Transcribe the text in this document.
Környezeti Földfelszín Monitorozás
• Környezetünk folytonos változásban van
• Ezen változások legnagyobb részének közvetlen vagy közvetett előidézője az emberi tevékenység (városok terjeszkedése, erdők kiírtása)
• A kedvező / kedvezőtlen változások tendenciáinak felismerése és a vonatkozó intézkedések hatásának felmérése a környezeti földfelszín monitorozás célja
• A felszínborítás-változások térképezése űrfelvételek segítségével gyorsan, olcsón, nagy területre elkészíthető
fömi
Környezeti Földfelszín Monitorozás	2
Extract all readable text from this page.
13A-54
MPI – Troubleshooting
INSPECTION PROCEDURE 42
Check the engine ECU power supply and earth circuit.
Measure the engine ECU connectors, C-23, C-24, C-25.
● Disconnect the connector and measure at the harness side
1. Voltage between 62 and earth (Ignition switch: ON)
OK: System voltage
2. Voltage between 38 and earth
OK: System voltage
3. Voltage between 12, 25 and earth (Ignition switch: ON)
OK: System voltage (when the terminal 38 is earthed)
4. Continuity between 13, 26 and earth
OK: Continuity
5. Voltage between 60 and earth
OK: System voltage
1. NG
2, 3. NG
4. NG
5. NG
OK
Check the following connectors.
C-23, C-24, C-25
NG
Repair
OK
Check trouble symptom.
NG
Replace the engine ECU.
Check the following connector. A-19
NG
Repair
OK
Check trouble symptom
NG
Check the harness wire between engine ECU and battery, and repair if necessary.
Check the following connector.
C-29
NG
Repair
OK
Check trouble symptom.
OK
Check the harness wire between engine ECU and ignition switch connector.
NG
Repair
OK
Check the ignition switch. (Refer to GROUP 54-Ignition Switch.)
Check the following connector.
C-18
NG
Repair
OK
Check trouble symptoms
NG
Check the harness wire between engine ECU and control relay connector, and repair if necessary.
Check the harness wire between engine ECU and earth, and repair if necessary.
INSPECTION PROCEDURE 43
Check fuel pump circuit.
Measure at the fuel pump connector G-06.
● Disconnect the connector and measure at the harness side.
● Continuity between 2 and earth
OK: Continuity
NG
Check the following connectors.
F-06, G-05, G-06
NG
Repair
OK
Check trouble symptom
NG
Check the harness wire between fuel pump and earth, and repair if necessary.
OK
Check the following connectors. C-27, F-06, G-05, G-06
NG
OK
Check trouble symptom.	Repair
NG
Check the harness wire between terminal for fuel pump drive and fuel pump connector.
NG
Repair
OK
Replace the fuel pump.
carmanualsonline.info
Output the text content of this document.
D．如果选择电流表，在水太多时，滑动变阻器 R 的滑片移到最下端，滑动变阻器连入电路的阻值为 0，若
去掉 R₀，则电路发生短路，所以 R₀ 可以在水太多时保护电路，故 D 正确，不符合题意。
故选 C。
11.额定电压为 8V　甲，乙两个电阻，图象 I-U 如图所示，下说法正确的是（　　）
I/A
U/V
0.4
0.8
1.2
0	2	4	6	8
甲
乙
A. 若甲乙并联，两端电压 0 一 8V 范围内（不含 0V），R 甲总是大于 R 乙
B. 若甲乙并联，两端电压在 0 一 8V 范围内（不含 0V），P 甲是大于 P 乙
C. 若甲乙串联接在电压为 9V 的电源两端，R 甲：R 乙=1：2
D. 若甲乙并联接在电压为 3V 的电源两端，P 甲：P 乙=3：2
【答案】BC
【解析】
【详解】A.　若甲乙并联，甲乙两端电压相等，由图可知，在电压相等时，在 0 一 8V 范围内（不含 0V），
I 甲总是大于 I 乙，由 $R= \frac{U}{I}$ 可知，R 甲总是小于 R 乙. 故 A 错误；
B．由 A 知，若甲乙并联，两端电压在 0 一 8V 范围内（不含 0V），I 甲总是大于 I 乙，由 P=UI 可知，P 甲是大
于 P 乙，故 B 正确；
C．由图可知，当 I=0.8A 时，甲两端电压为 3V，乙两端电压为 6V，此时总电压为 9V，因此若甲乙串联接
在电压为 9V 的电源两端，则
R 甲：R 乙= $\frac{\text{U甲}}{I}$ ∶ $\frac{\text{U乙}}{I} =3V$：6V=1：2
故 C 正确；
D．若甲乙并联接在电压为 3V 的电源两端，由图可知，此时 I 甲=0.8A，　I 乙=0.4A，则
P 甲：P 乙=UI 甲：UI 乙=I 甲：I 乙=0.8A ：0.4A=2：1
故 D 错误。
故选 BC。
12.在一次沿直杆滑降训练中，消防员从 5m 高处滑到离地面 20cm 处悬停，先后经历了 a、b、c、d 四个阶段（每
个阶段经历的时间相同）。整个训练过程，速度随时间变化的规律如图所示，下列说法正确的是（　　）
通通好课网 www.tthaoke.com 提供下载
=-=-=-=-=
> **Set exercise**: Where a line above contains the word "的电源两端", copy that line.

> **Task answer**:
C. 若甲乙串联接在电压为 9V 的电源两端，R 甲：R 乙=1：2
D. 若甲乙并联接在电压为 3V 的电源两端，P 甲：P 乙=3：2
在电压为 9V 的电源两端，则
D．若甲乙并联接在电压为 3V 的电源两端，由图可知，此时 I 甲=0.8A，　I 乙=0.4A，则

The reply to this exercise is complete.